Only lines holding the word "Upcoming" should be copied from the material.

-- Start of DATA SECTION --

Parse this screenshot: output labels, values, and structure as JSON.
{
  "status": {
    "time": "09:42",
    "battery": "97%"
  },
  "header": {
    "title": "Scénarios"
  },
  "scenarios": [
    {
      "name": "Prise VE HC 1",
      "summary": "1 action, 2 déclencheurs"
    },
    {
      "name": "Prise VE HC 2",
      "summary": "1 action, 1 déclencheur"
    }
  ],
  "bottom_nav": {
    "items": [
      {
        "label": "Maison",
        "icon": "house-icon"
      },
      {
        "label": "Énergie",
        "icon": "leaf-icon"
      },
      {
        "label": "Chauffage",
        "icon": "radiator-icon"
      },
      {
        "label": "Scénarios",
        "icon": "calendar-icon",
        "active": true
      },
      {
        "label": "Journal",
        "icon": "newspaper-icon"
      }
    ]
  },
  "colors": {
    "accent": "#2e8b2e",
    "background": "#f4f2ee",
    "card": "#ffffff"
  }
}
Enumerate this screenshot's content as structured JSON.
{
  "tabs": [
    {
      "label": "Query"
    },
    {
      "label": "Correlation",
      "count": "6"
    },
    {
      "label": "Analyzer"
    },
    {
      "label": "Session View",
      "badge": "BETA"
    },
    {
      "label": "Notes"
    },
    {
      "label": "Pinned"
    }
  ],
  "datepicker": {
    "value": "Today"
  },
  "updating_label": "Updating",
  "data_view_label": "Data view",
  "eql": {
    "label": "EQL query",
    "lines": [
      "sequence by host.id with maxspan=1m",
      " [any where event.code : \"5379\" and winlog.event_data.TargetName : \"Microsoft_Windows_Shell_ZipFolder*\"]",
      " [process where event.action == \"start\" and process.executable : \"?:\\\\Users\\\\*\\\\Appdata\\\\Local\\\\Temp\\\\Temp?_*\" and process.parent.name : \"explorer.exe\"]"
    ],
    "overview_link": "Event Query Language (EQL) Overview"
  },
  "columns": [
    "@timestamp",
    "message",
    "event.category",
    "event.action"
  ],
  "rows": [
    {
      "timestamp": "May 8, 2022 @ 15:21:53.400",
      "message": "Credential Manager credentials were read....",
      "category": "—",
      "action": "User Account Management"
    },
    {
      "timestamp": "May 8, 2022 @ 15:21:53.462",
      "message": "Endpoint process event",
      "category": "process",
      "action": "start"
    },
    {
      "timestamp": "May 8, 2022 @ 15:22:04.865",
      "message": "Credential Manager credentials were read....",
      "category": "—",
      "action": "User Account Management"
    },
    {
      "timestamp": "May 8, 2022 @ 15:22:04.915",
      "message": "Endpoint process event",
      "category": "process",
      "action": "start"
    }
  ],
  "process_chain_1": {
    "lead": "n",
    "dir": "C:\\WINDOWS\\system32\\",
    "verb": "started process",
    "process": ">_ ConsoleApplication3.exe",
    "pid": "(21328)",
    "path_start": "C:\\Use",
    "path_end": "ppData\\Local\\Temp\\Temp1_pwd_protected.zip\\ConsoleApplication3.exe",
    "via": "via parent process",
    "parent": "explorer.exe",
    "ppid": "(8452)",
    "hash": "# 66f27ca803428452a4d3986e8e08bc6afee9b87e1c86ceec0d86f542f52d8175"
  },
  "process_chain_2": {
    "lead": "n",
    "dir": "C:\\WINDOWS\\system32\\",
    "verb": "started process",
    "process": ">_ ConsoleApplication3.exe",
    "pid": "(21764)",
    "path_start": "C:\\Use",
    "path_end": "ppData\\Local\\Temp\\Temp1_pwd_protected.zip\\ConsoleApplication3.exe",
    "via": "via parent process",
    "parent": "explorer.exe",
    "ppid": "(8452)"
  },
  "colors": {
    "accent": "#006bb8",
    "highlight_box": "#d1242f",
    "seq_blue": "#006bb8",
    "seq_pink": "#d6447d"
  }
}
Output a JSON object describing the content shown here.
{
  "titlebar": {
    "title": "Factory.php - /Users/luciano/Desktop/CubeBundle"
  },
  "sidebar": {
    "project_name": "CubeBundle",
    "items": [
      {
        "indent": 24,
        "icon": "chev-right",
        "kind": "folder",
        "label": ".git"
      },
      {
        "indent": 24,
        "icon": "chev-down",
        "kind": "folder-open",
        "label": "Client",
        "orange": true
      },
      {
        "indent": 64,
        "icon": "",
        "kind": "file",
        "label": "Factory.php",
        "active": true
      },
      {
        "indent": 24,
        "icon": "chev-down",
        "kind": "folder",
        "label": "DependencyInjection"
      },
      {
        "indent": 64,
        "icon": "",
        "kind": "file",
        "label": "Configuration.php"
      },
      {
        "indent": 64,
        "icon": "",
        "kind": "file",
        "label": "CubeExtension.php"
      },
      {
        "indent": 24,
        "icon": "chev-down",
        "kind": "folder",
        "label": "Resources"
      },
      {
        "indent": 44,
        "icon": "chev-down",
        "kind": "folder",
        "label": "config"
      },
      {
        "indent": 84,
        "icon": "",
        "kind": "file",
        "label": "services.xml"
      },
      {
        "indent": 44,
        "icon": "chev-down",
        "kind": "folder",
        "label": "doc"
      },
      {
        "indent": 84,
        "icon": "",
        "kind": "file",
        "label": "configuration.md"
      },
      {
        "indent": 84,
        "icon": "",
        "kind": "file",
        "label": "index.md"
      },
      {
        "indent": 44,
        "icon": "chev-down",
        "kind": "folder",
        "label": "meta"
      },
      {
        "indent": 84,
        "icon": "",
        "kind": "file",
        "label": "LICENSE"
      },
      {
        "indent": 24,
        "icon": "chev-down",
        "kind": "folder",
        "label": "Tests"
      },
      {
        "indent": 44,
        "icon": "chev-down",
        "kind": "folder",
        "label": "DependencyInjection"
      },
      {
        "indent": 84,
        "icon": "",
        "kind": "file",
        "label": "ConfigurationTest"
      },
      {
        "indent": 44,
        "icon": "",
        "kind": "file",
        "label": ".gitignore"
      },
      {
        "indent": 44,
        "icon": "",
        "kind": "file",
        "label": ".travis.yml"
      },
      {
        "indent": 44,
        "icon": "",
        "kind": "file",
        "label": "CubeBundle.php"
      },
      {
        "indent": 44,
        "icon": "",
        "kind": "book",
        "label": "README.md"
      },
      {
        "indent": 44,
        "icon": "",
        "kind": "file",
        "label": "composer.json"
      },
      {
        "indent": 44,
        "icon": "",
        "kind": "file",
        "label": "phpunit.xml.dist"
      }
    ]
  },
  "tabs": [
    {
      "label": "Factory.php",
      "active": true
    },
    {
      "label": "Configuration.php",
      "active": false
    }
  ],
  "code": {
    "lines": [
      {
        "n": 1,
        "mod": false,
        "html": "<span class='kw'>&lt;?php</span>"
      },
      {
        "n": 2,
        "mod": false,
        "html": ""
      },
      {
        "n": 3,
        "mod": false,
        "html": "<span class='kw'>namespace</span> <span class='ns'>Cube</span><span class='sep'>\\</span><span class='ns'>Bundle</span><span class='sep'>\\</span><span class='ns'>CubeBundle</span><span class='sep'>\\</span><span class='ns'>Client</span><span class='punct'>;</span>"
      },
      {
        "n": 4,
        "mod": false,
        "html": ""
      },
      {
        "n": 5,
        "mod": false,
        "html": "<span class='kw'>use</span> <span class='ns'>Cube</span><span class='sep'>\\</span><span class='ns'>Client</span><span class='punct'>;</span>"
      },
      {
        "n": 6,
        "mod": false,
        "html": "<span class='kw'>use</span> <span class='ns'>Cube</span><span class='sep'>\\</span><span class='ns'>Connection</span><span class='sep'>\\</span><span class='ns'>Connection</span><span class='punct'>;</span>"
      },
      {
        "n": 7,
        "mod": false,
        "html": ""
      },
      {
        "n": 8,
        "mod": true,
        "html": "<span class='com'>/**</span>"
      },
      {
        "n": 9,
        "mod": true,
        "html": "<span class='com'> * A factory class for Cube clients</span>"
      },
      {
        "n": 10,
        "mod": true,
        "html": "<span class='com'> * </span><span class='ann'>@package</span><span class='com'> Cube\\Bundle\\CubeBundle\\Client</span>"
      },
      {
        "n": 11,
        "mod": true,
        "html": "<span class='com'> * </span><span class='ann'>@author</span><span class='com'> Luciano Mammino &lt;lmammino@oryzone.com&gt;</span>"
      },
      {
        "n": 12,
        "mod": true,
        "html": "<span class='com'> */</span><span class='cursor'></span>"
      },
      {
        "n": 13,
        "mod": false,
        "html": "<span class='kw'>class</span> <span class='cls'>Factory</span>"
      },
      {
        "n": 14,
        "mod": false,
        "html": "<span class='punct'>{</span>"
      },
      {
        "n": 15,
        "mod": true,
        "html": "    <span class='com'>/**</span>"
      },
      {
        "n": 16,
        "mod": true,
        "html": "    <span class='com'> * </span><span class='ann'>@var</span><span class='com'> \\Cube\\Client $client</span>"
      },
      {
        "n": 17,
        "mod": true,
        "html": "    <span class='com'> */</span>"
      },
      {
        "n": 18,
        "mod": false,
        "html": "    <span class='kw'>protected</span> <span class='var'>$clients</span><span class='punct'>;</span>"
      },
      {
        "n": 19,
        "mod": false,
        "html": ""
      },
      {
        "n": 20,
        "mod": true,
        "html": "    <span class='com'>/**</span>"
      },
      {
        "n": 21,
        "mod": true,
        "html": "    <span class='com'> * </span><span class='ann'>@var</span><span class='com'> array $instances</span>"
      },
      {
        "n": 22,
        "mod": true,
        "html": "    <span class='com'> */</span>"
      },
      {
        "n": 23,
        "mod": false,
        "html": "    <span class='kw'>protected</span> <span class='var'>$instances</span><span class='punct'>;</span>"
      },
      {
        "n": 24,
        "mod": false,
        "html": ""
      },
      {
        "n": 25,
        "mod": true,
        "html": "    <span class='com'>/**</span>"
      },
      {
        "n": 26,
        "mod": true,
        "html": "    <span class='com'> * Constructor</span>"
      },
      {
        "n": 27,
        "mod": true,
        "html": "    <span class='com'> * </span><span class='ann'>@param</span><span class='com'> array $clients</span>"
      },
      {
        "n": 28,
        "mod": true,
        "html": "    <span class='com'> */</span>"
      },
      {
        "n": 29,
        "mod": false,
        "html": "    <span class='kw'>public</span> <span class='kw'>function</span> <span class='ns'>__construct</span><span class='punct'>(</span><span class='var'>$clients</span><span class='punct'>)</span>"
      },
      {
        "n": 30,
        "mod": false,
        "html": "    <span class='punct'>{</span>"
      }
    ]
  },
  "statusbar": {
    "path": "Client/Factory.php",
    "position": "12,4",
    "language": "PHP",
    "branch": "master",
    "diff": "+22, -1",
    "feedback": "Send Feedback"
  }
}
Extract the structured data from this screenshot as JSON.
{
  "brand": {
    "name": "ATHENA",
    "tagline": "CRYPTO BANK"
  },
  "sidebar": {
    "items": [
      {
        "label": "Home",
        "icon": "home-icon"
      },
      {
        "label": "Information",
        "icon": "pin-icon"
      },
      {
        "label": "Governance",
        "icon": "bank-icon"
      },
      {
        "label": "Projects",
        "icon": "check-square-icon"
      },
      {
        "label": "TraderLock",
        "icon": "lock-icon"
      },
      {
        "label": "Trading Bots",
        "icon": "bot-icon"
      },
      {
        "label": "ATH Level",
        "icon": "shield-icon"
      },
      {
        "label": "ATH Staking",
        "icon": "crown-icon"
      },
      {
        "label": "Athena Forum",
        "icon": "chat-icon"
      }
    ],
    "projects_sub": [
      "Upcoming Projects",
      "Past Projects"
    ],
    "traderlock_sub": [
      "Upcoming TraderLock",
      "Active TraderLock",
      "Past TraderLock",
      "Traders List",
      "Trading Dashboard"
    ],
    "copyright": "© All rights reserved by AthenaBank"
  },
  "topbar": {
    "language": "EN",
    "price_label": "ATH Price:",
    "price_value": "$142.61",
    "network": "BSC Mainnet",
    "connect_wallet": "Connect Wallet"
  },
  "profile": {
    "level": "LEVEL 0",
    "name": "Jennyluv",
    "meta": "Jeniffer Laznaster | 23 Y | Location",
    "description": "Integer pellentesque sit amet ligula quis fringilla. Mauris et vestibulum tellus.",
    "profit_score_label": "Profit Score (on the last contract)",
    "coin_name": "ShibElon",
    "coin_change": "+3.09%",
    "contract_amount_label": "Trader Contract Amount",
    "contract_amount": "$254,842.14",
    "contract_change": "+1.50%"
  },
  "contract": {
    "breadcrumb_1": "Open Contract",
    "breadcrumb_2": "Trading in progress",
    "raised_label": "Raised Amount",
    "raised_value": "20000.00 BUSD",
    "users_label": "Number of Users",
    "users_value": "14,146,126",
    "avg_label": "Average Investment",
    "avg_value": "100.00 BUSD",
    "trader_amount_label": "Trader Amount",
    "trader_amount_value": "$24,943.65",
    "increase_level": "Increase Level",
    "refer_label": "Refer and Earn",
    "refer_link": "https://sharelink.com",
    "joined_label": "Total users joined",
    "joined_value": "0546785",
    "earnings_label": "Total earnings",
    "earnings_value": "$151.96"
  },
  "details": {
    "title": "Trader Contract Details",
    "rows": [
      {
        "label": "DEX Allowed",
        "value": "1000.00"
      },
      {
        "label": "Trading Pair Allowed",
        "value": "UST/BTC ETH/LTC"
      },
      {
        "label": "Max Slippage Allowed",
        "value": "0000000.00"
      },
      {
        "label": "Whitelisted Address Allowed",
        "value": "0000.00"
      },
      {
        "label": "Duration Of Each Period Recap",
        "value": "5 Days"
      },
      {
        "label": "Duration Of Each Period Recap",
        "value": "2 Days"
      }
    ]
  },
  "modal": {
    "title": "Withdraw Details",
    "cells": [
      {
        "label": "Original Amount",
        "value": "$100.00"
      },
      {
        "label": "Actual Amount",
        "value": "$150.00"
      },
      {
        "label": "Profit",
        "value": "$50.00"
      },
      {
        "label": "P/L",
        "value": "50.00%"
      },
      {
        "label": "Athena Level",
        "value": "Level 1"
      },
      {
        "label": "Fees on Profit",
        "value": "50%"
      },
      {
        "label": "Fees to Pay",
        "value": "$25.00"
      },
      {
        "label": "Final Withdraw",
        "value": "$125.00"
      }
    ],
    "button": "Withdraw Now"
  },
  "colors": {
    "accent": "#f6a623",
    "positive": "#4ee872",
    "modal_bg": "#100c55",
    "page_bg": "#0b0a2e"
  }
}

-- End of DATA SECTION --

• _WRITTEN ANSWER_
      "Upcoming Projects",
      "Upcoming TraderLock",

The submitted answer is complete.